§ Short exercise: In the entries that follow, find the word "screenshot" and report each line it is on.

§ Given records:
= = = = = = =

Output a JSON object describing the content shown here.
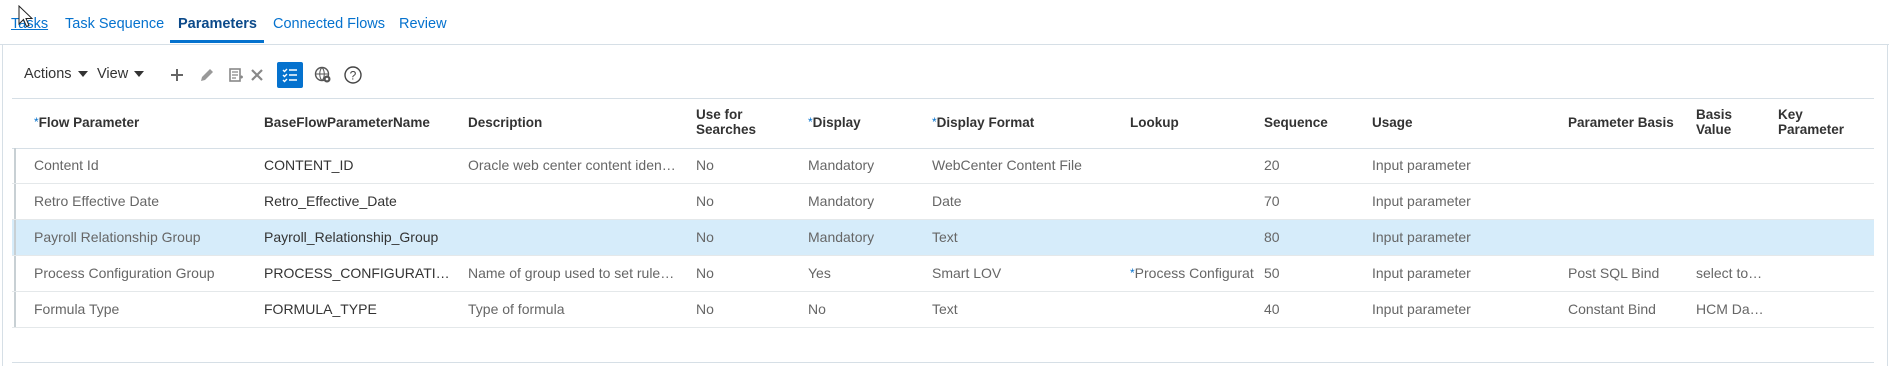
{
  "tabs": [
    {
      "label": "Tasks"
    },
    {
      "label": "Task Sequence"
    },
    {
      "label": "Parameters"
    },
    {
      "label": "Connected Flows"
    },
    {
      "label": "Review"
    }
  ],
  "toolbar": {
    "actions_label": "Actions",
    "view_label": "View",
    "icons": [
      "add-icon",
      "edit-icon",
      "duplicate-icon",
      "delete-icon",
      "checklist-icon",
      "globe-settings-icon",
      "help-icon"
    ]
  },
  "table": {
    "columns": [
      {
        "label": "Flow Parameter",
        "required": true
      },
      {
        "label": "BaseFlowParameterName",
        "required": false
      },
      {
        "label": "Description",
        "required": false
      },
      {
        "label": "Use for Searches",
        "required": false
      },
      {
        "label": "Display",
        "required": true
      },
      {
        "label": "Display Format",
        "required": true
      },
      {
        "label": "Lookup",
        "required": false
      },
      {
        "label": "Sequence",
        "required": false
      },
      {
        "label": "Usage",
        "required": false
      },
      {
        "label": "Parameter Basis",
        "required": false
      },
      {
        "label": "Basis Value",
        "required": false
      },
      {
        "label": "Key Parameter",
        "required": false
      }
    ],
    "rows": [
      {
        "flow_parameter": "Content Id",
        "base_name": "CONTENT_ID",
        "description": "Oracle web center content iden…",
        "use_for_searches": "No",
        "display": "Mandatory",
        "display_format": "WebCenter Content File",
        "lookup": "",
        "sequence": "20",
        "usage": "Input parameter",
        "parameter_basis": "",
        "basis_value": "",
        "key_parameter": "",
        "selected": false
      },
      {
        "flow_parameter": "Retro Effective Date",
        "base_name": "Retro_Effective_Date",
        "description": "",
        "use_for_searches": "No",
        "display": "Mandatory",
        "display_format": "Date",
        "lookup": "",
        "sequence": "70",
        "usage": "Input parameter",
        "parameter_basis": "",
        "basis_value": "",
        "key_parameter": "",
        "selected": false
      },
      {
        "flow_parameter": "Payroll Relationship Group",
        "base_name": "Payroll_Relationship_Group",
        "description": "",
        "use_for_searches": "No",
        "display": "Mandatory",
        "display_format": "Text",
        "lookup": "",
        "sequence": "80",
        "usage": "Input parameter",
        "parameter_basis": "",
        "basis_value": "",
        "key_parameter": "",
        "selected": true
      },
      {
        "flow_parameter": "Process Configuration Group",
        "base_name": "PROCESS_CONFIGURATI…",
        "description": "Name of group used to set rule…",
        "use_for_searches": "No",
        "display": "Yes",
        "display_format": "Smart LOV",
        "lookup": "Process Configurat",
        "lookup_required": true,
        "sequence": "50",
        "usage": "Input parameter",
        "parameter_basis": "Post SQL Bind",
        "basis_value": "select to…",
        "key_parameter": "",
        "selected": false
      },
      {
        "flow_parameter": "Formula Type",
        "base_name": "FORMULA_TYPE",
        "description": "Type of formula",
        "use_for_searches": "No",
        "display": "No",
        "display_format": "Text",
        "lookup": "",
        "sequence": "40",
        "usage": "Input parameter",
        "parameter_basis": "Constant Bind",
        "basis_value": "HCM Da…",
        "key_parameter": "",
        "selected": false
      }
    ]
  },
  "colors": {
    "link": "#0572ce",
    "selected_row": "#d6ecfa",
    "active_tab": "#0c4a8a"
  }
}
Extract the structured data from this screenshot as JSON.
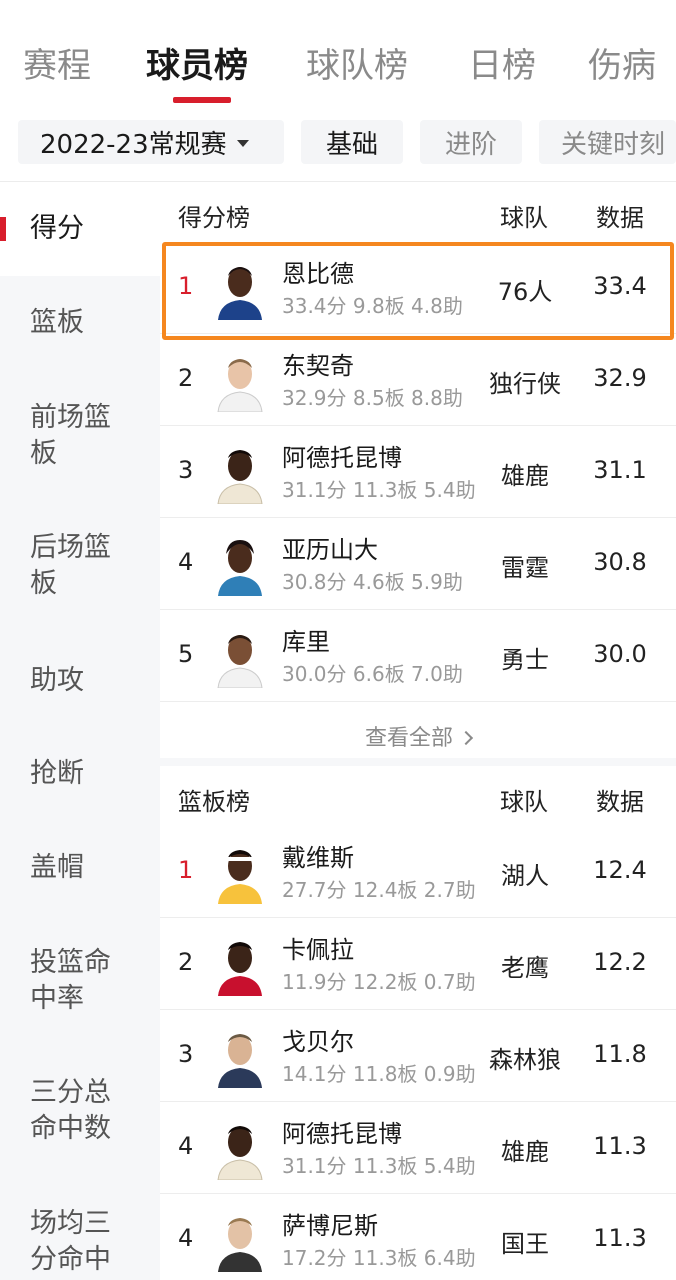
{
  "nav": {
    "tabs": [
      {
        "label": "赛程"
      },
      {
        "label": "球员榜"
      },
      {
        "label": "球队榜"
      },
      {
        "label": "日榜"
      },
      {
        "label": "伤病"
      }
    ],
    "active_index": 1
  },
  "filters": {
    "season": "2022-23常规赛",
    "chips": [
      {
        "label": "基础"
      },
      {
        "label": "进阶"
      },
      {
        "label": "关键时刻"
      }
    ]
  },
  "sidebar": {
    "items": [
      {
        "label": "得分"
      },
      {
        "label": "篮板"
      },
      {
        "label": "前场篮板"
      },
      {
        "label": "后场篮板"
      },
      {
        "label": "助攻"
      },
      {
        "label": "抢断"
      },
      {
        "label": "盖帽"
      },
      {
        "label": "投篮命中率"
      },
      {
        "label": "三分总命中数"
      },
      {
        "label": "场均三分命中"
      }
    ]
  },
  "sections": [
    {
      "title": "得分榜",
      "col_team": "球队",
      "col_value": "数据",
      "rows": [
        {
          "rank": "1",
          "name": "恩比德",
          "stats": "33.4分 9.8板 4.8助",
          "team": "76人",
          "value": "33.4"
        },
        {
          "rank": "2",
          "name": "东契奇",
          "stats": "32.9分 8.5板 8.8助",
          "team": "独行侠",
          "value": "32.9"
        },
        {
          "rank": "3",
          "name": "阿德托昆博",
          "stats": "31.1分 11.3板 5.4助",
          "team": "雄鹿",
          "value": "31.1"
        },
        {
          "rank": "4",
          "name": "亚历山大",
          "stats": "30.8分 4.6板 5.9助",
          "team": "雷霆",
          "value": "30.8"
        },
        {
          "rank": "5",
          "name": "库里",
          "stats": "30.0分 6.6板 7.0助",
          "team": "勇士",
          "value": "30.0"
        }
      ],
      "view_all": "查看全部"
    },
    {
      "title": "篮板榜",
      "col_team": "球队",
      "col_value": "数据",
      "rows": [
        {
          "rank": "1",
          "name": "戴维斯",
          "stats": "27.7分 12.4板 2.7助",
          "team": "湖人",
          "value": "12.4"
        },
        {
          "rank": "2",
          "name": "卡佩拉",
          "stats": "11.9分 12.2板 0.7助",
          "team": "老鹰",
          "value": "12.2"
        },
        {
          "rank": "3",
          "name": "戈贝尔",
          "stats": "14.1分 11.8板 0.9助",
          "team": "森林狼",
          "value": "11.8"
        },
        {
          "rank": "4",
          "name": "阿德托昆博",
          "stats": "31.1分 11.3板 5.4助",
          "team": "雄鹿",
          "value": "11.3"
        },
        {
          "rank": "4",
          "name": "萨博尼斯",
          "stats": "17.2分 11.3板 6.4助",
          "team": "国王",
          "value": "11.3"
        }
      ]
    }
  ],
  "colors": {
    "accent": "#d81e2c",
    "highlight": "#f5871f",
    "sidebar_bg": "#f6f7f9"
  }
}
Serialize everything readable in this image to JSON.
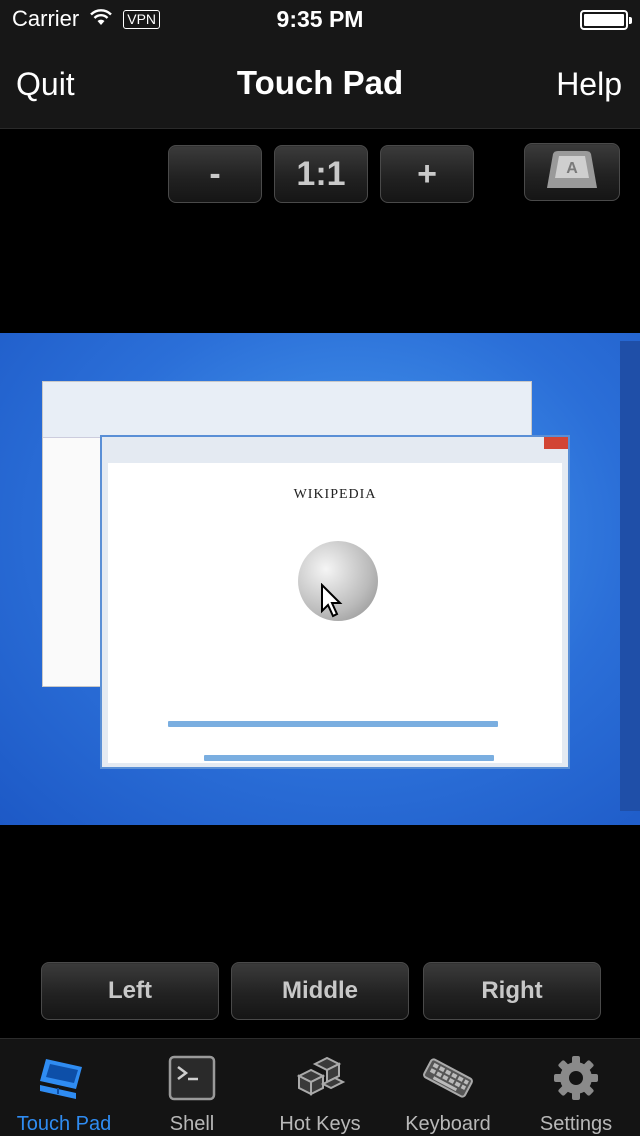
{
  "status_bar": {
    "carrier": "Carrier",
    "vpn": "VPN",
    "time": "9:35 PM",
    "battery_level": 1.0
  },
  "nav": {
    "left": "Quit",
    "title": "Touch Pad",
    "right": "Help"
  },
  "zoom": {
    "minus": "-",
    "reset": "1:1",
    "plus": "+",
    "keyboard_icon": "keycap-icon"
  },
  "remote_screen": {
    "page_heading": "WIKIPEDIA"
  },
  "mouse_buttons": {
    "left": "Left",
    "middle": "Middle",
    "right": "Right"
  },
  "tabs": [
    {
      "label": "Touch Pad",
      "icon": "touchpad-icon",
      "active": true
    },
    {
      "label": "Shell",
      "icon": "terminal-icon",
      "active": false
    },
    {
      "label": "Hot Keys",
      "icon": "hotkeys-icon",
      "active": false
    },
    {
      "label": "Keyboard",
      "icon": "keyboard-icon",
      "active": false
    },
    {
      "label": "Settings",
      "icon": "gear-icon",
      "active": false
    }
  ],
  "colors": {
    "accent": "#2f8cf2",
    "bar_background": "#171717"
  }
}
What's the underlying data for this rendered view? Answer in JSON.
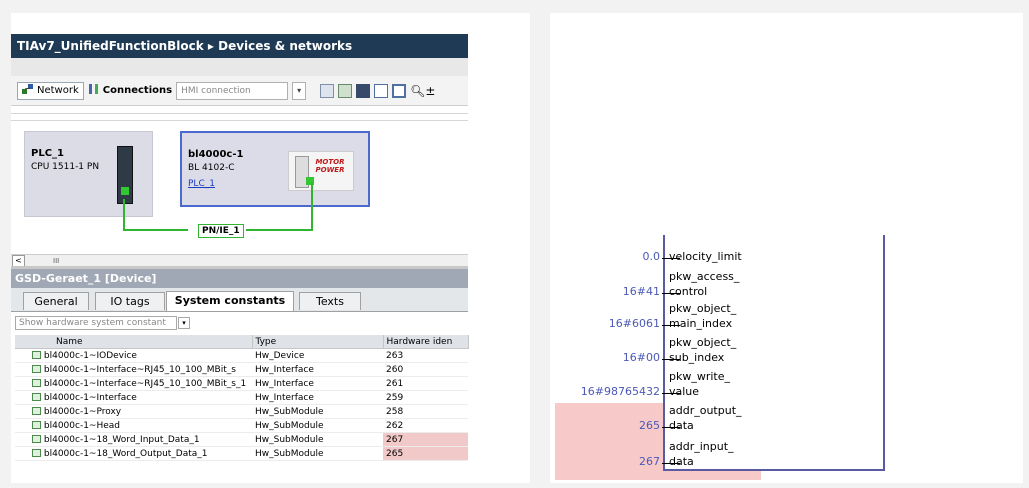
{
  "left_panel": {
    "title": "TIAv7_UnifiedFunctionBlock ▸ Devices & networks",
    "toolbar": {
      "network_label": "Network",
      "connections_label": "Connections",
      "hmi_connection_placeholder": "HMI connection"
    },
    "devices": [
      {
        "name": "PLC_1",
        "type": "CPU 1511-1 PN"
      },
      {
        "name": "bl4000c-1",
        "type": "BL 4102-C",
        "link": "PLC_1",
        "brand": "MOTOR POWER"
      }
    ],
    "network_label": "PN/IE_1",
    "scroll_mark": "III",
    "device_header": "GSD-Geraet_1 [Device]",
    "tabs": [
      "General",
      "IO tags",
      "System constants",
      "Texts"
    ],
    "active_tab": "System constants",
    "filter_placeholder": "Show hardware system constant",
    "table": {
      "columns": [
        "Name",
        "Type",
        "Hardware iden"
      ],
      "rows": [
        {
          "name": "bl4000c-1~IODevice",
          "type": "Hw_Device",
          "id": "263"
        },
        {
          "name": "bl4000c-1~Interface~RJ45_10_100_MBit_s",
          "type": "Hw_Interface",
          "id": "260"
        },
        {
          "name": "bl4000c-1~Interface~RJ45_10_100_MBit_s_1",
          "type": "Hw_Interface",
          "id": "261"
        },
        {
          "name": "bl4000c-1~Interface",
          "type": "Hw_Interface",
          "id": "259"
        },
        {
          "name": "bl4000c-1~Proxy",
          "type": "Hw_SubModule",
          "id": "258"
        },
        {
          "name": "bl4000c-1~Head",
          "type": "Hw_SubModule",
          "id": "262"
        },
        {
          "name": "bl4000c-1~18_Word_Input_Data_1",
          "type": "Hw_SubModule",
          "id": "267"
        },
        {
          "name": "bl4000c-1~18_Word_Output_Data_1",
          "type": "Hw_SubModule",
          "id": "265"
        }
      ]
    }
  },
  "right_panel": {
    "pins": [
      {
        "value": "0.0",
        "name": "velocity_limit",
        "name2": ""
      },
      {
        "value": "16#41",
        "name": "pkw_access_",
        "name2": "control"
      },
      {
        "value": "16#6061",
        "name": "pkw_object_",
        "name2": "main_index"
      },
      {
        "value": "16#00",
        "name": "pkw_object_",
        "name2": "sub_index"
      },
      {
        "value": "16#98765432",
        "name": "pkw_write_",
        "name2": "value"
      },
      {
        "value": "265",
        "name": "addr_output_",
        "name2": "data"
      },
      {
        "value": "267",
        "name": "addr_input_",
        "name2": "data"
      }
    ]
  },
  "colors": {
    "title_bar": "#1f3a55",
    "highlight": "#f1c9c9",
    "network_green": "#31b531",
    "pin_value_blue": "#4b59b6"
  }
}
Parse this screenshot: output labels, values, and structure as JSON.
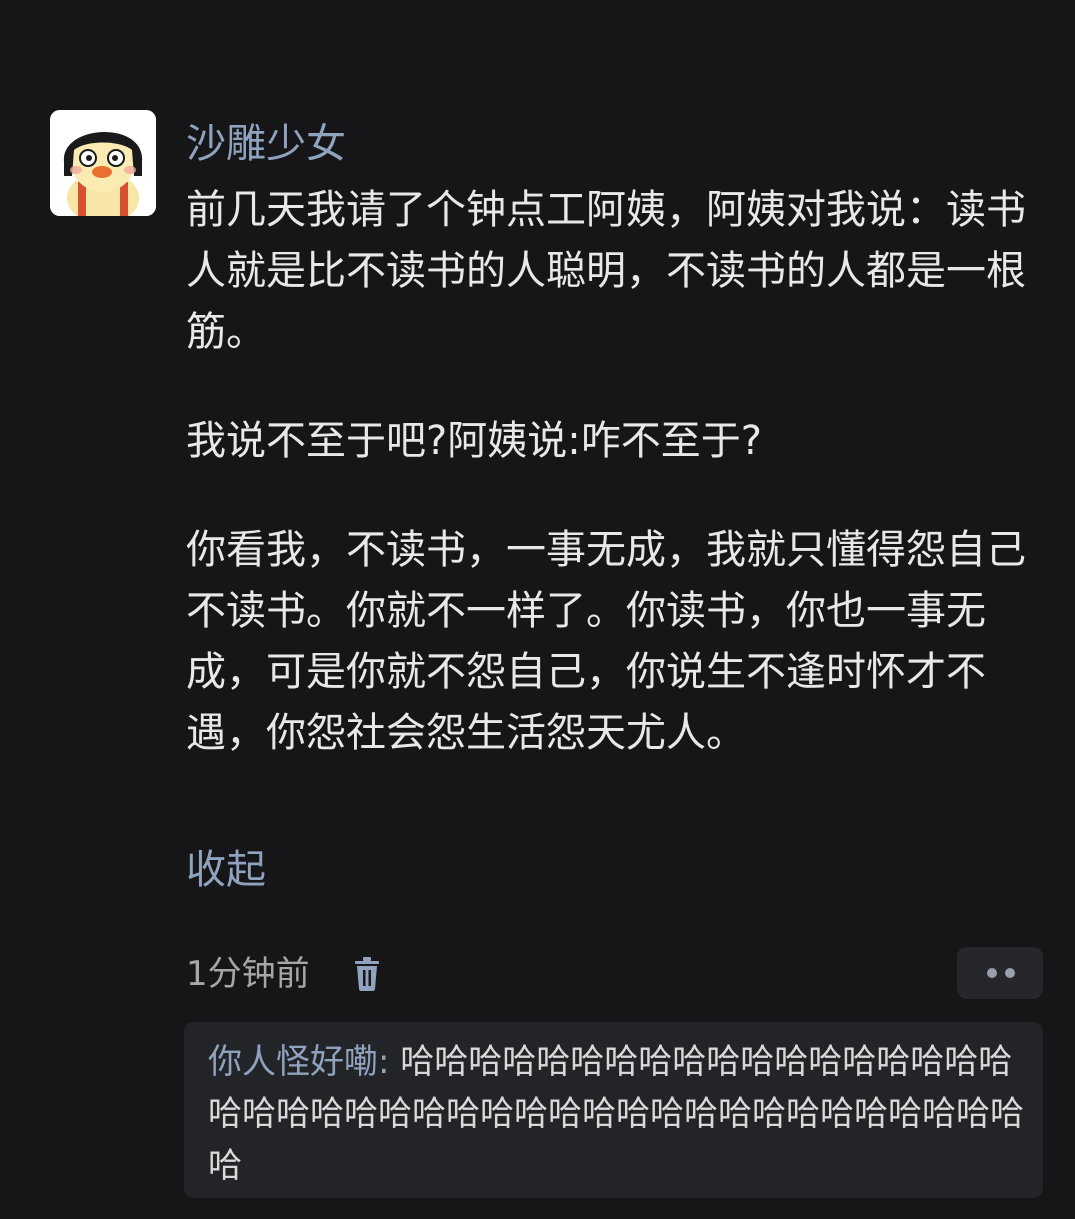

= = = = = = =

§ Full solution:
Extract the structured data from this screenshot as JSON.
Parse this screenshot: output labels, values, and structure as JSON.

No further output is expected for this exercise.